▶ WHAT IS BEING ASKED
Produce an exact copy of the lines from the line that contains "What text is on this page?" to the end of the listing below.

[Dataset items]
* Start *

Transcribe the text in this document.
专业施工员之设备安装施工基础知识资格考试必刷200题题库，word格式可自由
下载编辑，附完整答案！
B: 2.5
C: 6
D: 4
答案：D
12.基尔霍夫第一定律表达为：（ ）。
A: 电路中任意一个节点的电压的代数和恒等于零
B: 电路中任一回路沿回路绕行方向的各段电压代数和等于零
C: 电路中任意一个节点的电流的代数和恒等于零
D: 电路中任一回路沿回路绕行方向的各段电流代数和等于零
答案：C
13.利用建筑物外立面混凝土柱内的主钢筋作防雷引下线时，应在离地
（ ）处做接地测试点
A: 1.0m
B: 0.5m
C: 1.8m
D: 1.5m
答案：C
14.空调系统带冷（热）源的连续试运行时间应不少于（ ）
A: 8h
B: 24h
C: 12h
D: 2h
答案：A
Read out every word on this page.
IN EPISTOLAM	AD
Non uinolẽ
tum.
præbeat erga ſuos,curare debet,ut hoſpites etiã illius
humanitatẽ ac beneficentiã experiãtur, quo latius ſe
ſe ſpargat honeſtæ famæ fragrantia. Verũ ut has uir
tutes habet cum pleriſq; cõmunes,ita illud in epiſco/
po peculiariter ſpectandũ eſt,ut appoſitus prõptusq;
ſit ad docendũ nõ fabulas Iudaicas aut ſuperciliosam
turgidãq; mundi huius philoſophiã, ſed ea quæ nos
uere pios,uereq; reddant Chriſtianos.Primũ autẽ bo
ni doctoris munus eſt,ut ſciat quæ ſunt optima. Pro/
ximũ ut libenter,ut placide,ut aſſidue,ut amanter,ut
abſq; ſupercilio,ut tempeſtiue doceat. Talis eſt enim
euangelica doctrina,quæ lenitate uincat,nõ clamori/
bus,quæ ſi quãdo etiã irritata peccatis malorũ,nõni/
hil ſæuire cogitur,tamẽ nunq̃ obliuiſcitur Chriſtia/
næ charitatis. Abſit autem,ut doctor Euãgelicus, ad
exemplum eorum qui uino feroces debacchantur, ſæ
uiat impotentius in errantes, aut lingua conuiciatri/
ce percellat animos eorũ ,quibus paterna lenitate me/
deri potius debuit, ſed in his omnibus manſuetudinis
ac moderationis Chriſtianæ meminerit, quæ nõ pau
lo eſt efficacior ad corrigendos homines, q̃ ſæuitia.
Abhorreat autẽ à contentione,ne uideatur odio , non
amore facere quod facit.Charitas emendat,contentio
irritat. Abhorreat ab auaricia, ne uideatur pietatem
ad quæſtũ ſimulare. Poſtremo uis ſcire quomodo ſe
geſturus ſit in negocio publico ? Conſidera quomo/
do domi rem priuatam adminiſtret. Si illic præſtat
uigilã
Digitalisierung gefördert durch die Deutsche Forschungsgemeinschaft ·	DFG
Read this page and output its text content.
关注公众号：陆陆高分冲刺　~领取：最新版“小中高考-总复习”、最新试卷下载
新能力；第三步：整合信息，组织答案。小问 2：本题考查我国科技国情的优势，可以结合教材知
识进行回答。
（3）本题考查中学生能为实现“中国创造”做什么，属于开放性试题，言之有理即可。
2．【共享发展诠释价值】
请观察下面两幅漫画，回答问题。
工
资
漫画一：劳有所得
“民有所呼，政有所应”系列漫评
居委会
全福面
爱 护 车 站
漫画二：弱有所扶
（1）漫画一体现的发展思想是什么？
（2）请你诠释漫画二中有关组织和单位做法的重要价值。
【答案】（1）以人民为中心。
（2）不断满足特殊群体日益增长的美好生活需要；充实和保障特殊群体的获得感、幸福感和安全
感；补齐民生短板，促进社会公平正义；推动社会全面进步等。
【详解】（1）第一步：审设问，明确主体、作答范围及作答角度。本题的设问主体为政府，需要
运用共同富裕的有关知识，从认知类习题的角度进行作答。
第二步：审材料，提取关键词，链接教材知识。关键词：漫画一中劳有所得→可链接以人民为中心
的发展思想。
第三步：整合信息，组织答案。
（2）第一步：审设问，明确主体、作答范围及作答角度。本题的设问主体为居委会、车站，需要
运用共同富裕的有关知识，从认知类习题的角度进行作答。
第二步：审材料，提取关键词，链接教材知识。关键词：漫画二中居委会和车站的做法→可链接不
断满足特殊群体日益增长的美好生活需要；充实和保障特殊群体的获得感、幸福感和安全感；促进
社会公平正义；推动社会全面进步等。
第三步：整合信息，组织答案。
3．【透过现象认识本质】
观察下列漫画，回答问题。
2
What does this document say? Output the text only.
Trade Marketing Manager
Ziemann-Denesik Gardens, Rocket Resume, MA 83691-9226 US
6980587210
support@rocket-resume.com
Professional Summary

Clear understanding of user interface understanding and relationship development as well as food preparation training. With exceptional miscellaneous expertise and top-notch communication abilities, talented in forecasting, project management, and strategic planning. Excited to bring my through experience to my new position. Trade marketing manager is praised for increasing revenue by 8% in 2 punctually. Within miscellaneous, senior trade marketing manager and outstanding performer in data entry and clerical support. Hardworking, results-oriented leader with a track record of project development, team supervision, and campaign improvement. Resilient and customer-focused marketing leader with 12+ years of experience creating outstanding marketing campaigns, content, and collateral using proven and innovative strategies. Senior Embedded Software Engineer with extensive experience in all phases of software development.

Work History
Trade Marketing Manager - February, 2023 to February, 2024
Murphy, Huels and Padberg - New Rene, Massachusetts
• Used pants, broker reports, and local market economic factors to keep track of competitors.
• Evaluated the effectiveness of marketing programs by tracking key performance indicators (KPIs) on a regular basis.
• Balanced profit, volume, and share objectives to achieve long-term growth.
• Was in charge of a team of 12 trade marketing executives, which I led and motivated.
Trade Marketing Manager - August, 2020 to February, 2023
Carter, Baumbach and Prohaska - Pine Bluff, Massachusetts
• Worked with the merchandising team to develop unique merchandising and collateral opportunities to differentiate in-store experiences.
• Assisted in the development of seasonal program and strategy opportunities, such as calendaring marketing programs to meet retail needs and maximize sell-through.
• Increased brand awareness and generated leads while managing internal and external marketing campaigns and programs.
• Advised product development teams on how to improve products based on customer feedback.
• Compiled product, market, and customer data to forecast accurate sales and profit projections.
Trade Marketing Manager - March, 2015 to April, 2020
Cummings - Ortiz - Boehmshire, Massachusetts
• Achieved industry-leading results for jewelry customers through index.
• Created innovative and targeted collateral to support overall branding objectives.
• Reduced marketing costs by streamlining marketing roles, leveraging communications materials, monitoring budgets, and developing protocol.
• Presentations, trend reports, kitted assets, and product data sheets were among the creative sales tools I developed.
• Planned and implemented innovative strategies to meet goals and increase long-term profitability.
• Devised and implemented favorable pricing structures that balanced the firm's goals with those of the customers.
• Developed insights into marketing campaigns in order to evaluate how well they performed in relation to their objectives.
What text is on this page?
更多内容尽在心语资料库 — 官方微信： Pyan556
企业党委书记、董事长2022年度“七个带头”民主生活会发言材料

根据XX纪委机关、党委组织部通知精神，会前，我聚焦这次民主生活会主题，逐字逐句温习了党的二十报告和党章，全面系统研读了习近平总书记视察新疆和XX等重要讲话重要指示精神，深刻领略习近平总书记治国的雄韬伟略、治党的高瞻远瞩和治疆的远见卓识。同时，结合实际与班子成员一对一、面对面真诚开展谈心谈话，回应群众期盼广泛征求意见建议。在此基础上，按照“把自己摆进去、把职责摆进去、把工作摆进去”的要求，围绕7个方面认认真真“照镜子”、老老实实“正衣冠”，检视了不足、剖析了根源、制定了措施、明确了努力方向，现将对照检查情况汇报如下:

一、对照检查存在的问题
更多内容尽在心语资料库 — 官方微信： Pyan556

* End *

▶ RESULT
What text is on this page?
更多内容尽在心语资料库 — 官方微信： Pyan556
企业党委书记、董事长2022年度“七个带头”民主生活会发言材料

根据XX纪委机关、党委组织部通知精神，会前，我聚焦这次民主生活会主题，逐字逐句温习了党的二十报告和党章，全面系统研读了习近平总书记视察新疆和XX等重要讲话重要指示精神，深刻领略习近平总书记治国的雄韬伟略、治党的高瞻远瞩和治疆的远见卓识。同时，结合实际与班子成员一对一、面对面真诚开展谈心谈话，回应群众期盼广泛征求意见建议。在此基础上，按照“把自己摆进去、把职责摆进去、把工作摆进去”的要求，围绕7个方面认认真真“照镜子”、老老实实“正衣冠”，检视了不足、剖析了根源、制定了措施、明确了努力方向，现将对照检查情况汇报如下:

一、对照检查存在的问题
更多内容尽在心语资料库 — 官方微信： Pyan556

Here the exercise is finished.